Task to complete :: Search the entries below. Return every line that has "Date" in it.
┌─ The data
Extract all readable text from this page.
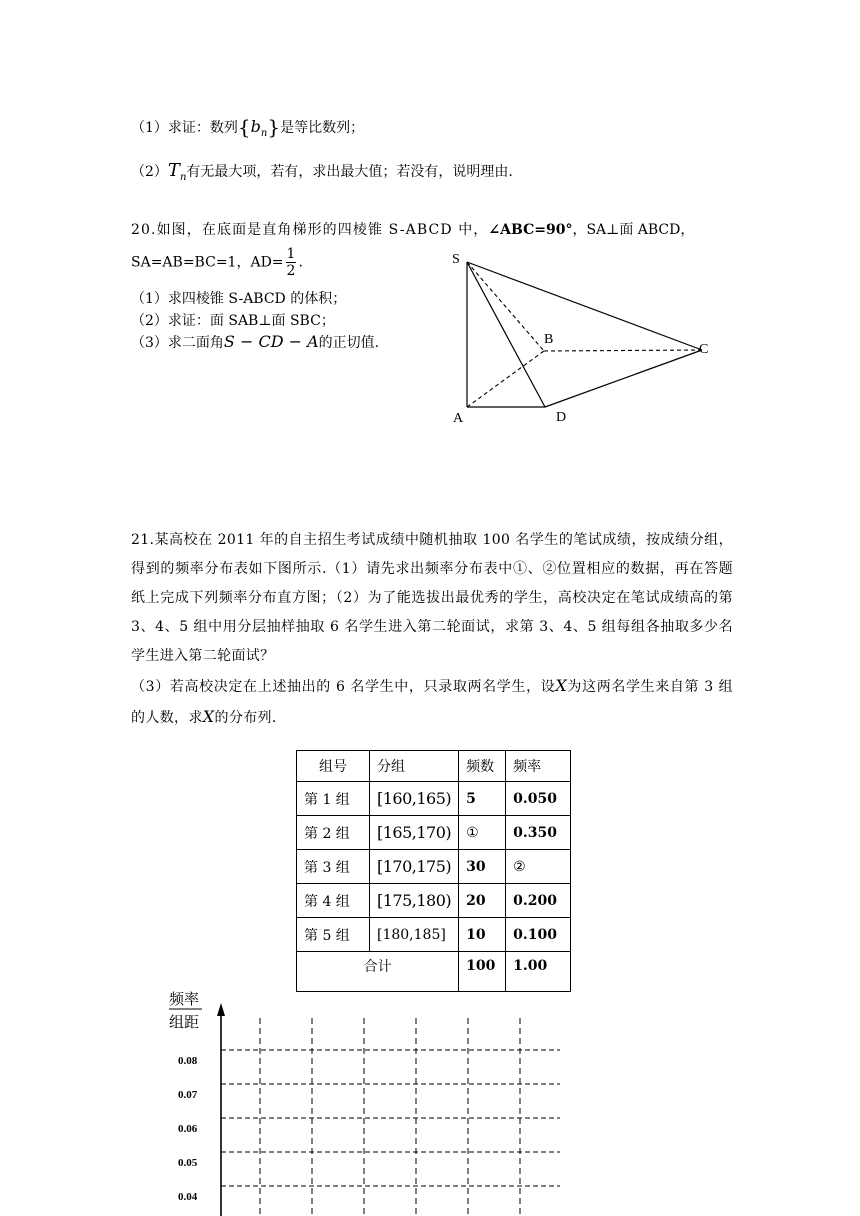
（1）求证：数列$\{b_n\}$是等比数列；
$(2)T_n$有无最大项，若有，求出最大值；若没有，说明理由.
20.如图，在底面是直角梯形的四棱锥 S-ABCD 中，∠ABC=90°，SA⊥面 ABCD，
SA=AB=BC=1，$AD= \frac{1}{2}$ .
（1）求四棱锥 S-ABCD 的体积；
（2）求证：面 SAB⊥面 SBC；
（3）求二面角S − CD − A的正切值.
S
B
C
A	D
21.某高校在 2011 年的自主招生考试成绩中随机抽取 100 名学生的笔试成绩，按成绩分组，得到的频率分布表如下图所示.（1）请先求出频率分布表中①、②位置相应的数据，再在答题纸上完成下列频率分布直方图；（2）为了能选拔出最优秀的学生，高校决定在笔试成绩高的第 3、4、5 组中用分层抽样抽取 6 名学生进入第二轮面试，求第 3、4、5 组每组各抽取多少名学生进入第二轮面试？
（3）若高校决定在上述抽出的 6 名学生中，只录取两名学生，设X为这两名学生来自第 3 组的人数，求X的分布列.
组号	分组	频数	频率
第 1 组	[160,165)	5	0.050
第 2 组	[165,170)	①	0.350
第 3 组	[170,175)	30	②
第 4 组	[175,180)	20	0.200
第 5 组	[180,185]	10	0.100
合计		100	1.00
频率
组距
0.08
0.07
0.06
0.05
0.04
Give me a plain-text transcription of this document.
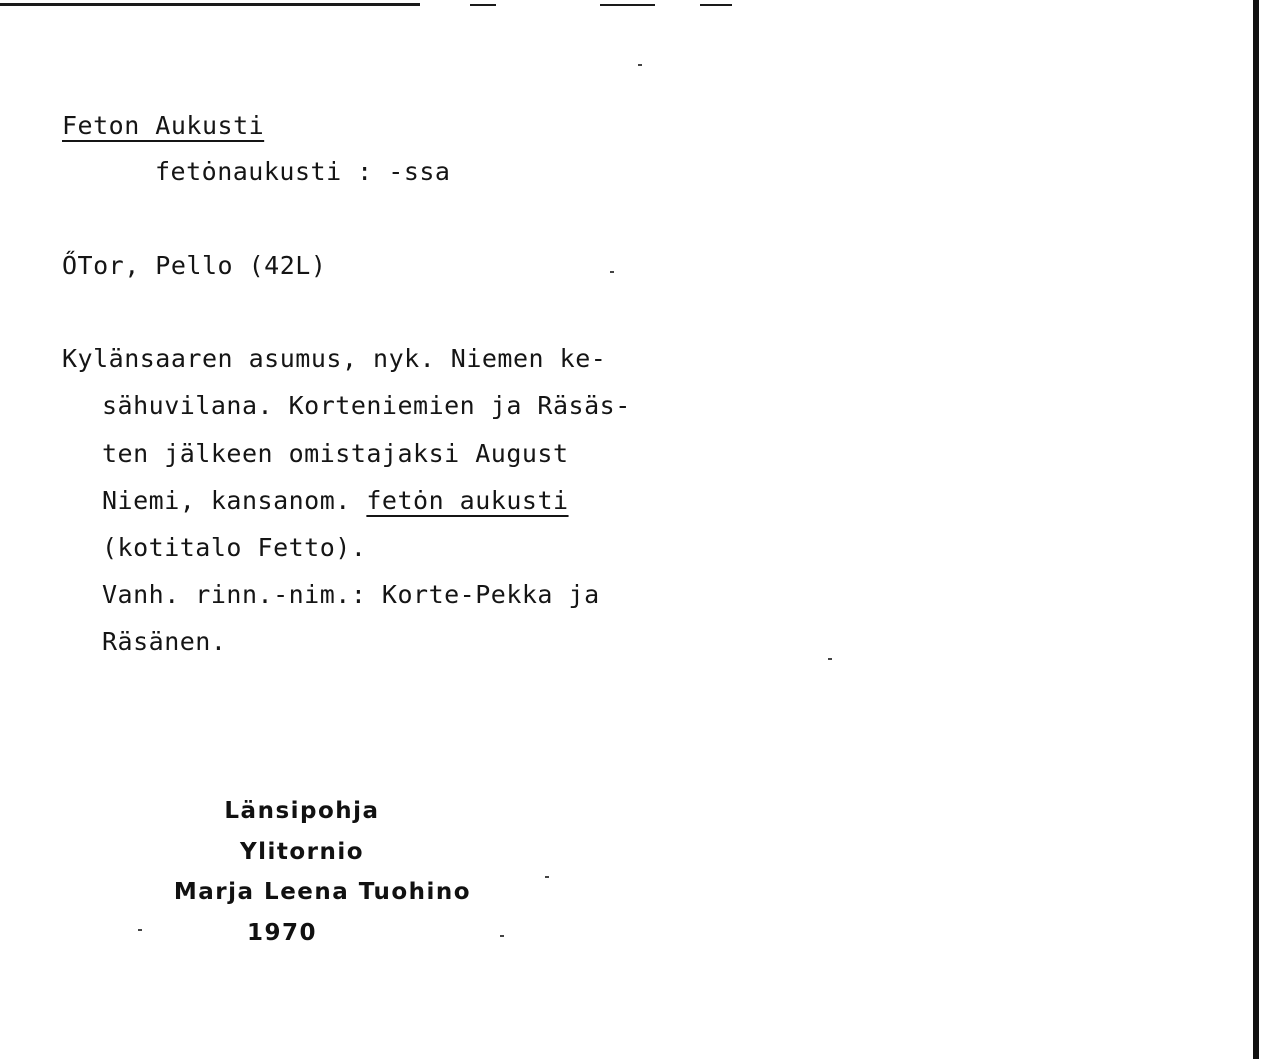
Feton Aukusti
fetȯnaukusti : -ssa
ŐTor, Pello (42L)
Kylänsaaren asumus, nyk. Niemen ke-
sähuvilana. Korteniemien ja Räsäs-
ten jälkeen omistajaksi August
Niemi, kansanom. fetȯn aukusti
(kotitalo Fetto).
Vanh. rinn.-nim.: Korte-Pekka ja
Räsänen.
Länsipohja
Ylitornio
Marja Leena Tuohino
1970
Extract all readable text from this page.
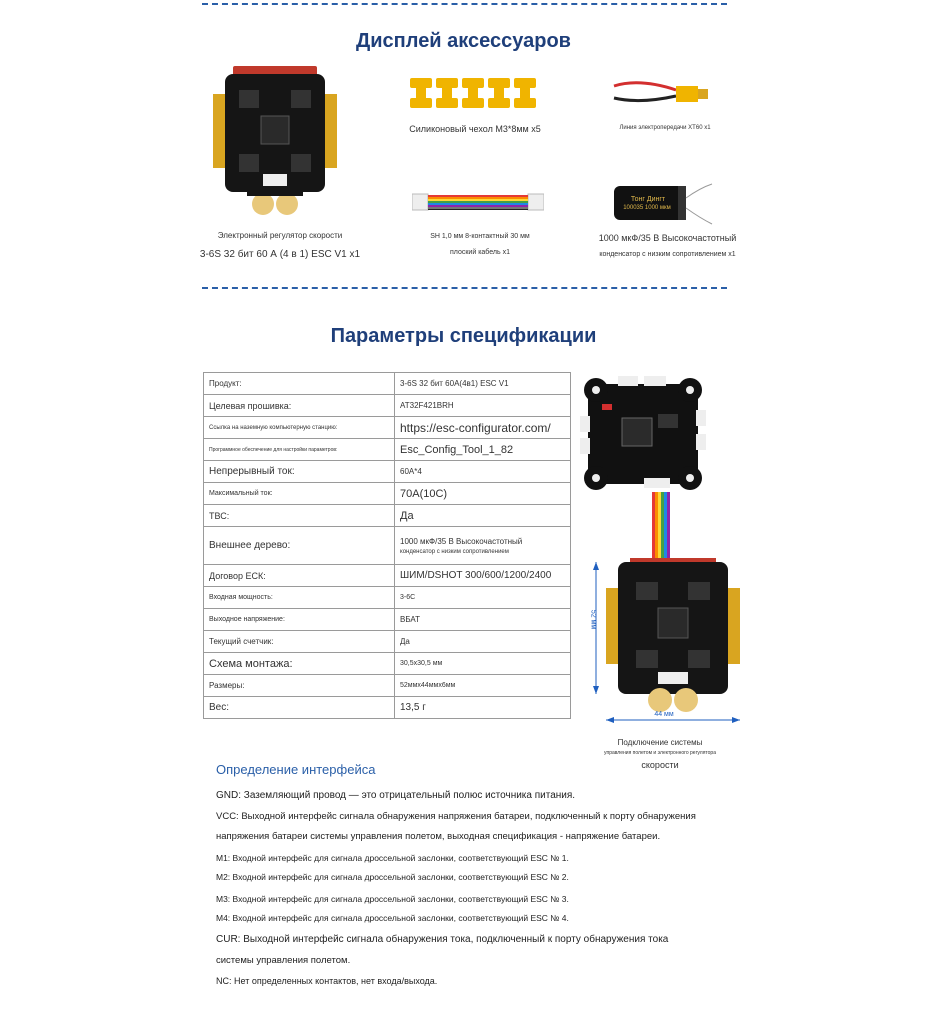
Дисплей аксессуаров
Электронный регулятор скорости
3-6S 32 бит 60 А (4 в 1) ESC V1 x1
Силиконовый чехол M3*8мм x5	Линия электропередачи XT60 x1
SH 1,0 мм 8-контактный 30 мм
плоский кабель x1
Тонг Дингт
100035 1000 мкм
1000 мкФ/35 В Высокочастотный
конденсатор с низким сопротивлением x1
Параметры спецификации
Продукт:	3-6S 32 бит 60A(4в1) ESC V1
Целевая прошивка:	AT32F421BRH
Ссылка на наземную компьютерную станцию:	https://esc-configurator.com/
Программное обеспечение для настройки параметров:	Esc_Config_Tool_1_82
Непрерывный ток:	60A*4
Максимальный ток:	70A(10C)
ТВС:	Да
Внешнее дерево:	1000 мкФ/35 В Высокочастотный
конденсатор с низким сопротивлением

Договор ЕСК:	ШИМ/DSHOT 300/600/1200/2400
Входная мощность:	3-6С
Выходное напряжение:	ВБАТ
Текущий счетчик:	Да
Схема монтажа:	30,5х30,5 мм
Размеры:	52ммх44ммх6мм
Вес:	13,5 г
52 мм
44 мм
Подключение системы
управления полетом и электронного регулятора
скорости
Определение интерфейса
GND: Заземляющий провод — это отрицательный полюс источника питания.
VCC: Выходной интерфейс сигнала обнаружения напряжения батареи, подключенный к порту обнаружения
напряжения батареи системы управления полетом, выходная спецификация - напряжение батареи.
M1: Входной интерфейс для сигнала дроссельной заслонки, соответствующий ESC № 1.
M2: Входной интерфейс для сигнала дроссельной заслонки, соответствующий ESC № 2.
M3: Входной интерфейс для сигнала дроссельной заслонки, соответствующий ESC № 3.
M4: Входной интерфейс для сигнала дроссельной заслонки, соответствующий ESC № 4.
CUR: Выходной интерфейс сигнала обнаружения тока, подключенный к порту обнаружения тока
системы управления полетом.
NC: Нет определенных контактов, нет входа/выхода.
└─
┌─ The data
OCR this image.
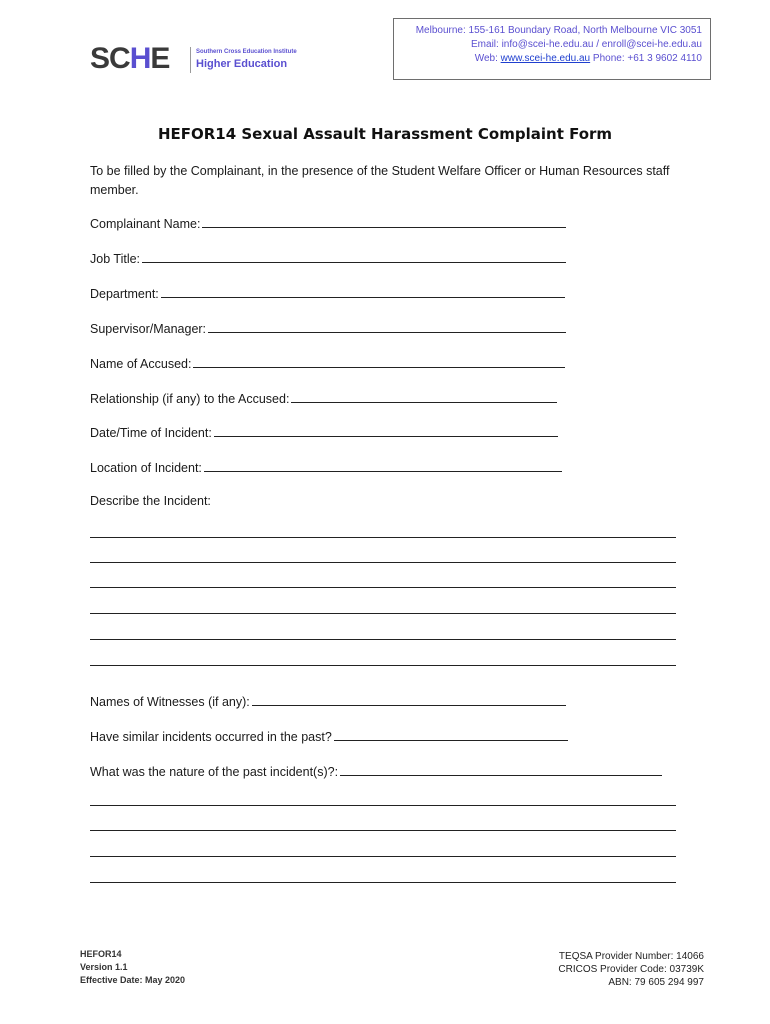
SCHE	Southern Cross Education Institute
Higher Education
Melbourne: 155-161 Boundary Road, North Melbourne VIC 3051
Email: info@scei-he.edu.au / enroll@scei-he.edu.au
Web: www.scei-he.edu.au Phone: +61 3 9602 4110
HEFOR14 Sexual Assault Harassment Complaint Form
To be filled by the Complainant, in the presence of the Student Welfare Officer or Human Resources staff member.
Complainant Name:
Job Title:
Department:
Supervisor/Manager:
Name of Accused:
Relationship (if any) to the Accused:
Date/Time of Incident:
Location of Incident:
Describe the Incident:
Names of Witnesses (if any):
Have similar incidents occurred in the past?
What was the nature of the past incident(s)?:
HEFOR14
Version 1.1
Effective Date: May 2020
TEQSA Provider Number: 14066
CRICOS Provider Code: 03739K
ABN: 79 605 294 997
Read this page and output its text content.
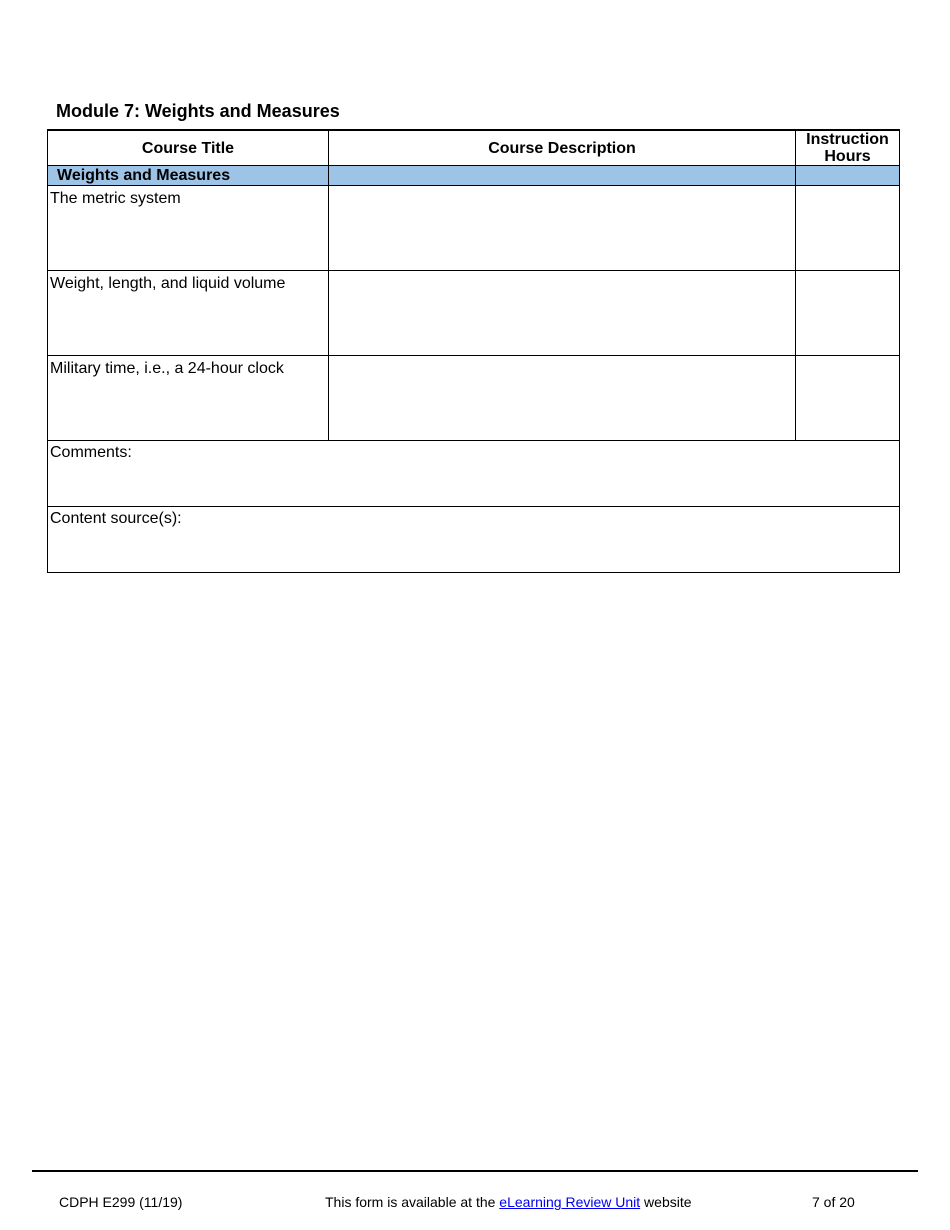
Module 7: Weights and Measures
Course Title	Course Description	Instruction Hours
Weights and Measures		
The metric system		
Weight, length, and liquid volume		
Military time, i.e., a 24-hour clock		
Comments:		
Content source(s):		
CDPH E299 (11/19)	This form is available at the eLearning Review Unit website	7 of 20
└─
┌─ The data
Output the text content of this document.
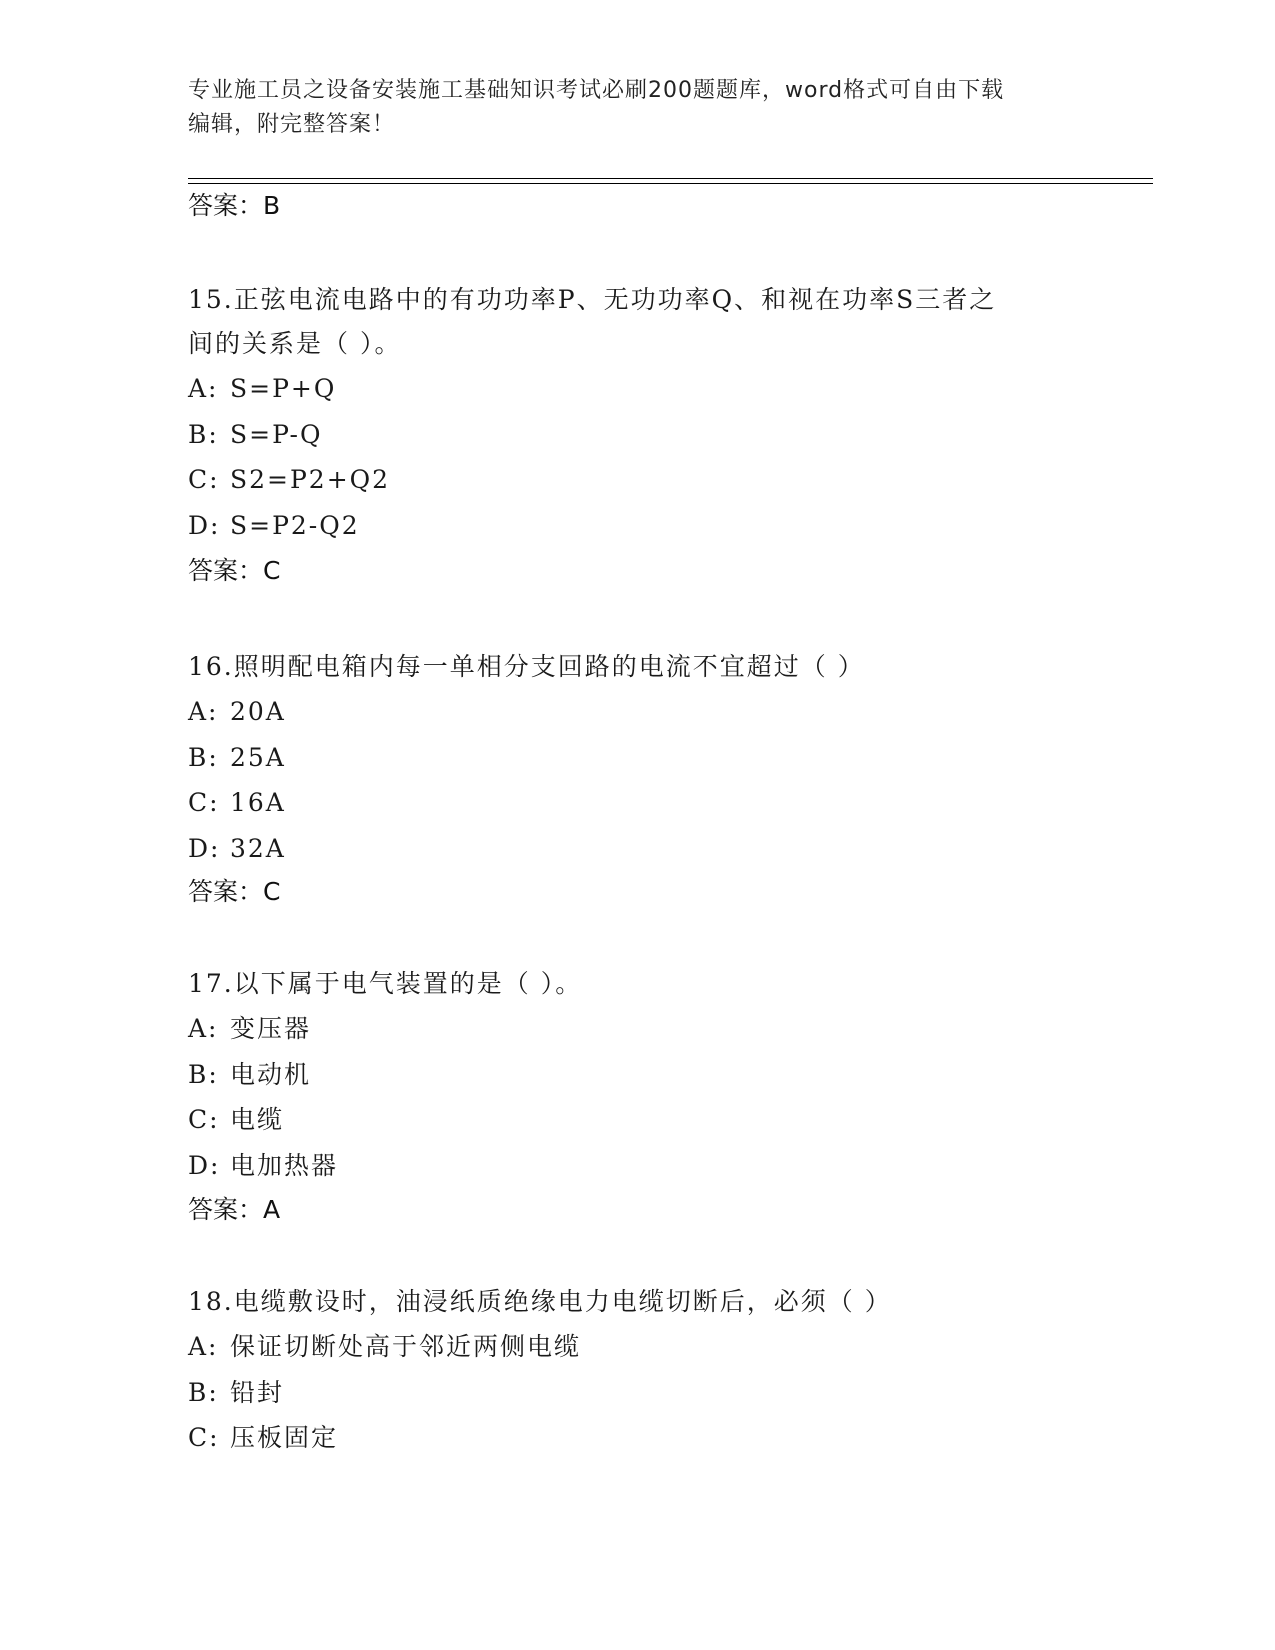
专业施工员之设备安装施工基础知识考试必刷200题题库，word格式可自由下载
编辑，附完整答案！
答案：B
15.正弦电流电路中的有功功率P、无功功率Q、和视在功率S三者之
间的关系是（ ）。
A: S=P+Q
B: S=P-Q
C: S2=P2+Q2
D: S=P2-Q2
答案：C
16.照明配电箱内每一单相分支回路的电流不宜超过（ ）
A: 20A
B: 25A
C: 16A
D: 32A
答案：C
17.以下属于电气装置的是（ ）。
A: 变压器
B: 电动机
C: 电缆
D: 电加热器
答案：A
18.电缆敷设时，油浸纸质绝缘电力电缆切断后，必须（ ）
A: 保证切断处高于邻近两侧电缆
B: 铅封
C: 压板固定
└─
Worked solution ::
Date/Time of Incident:
Effective Date: May 2020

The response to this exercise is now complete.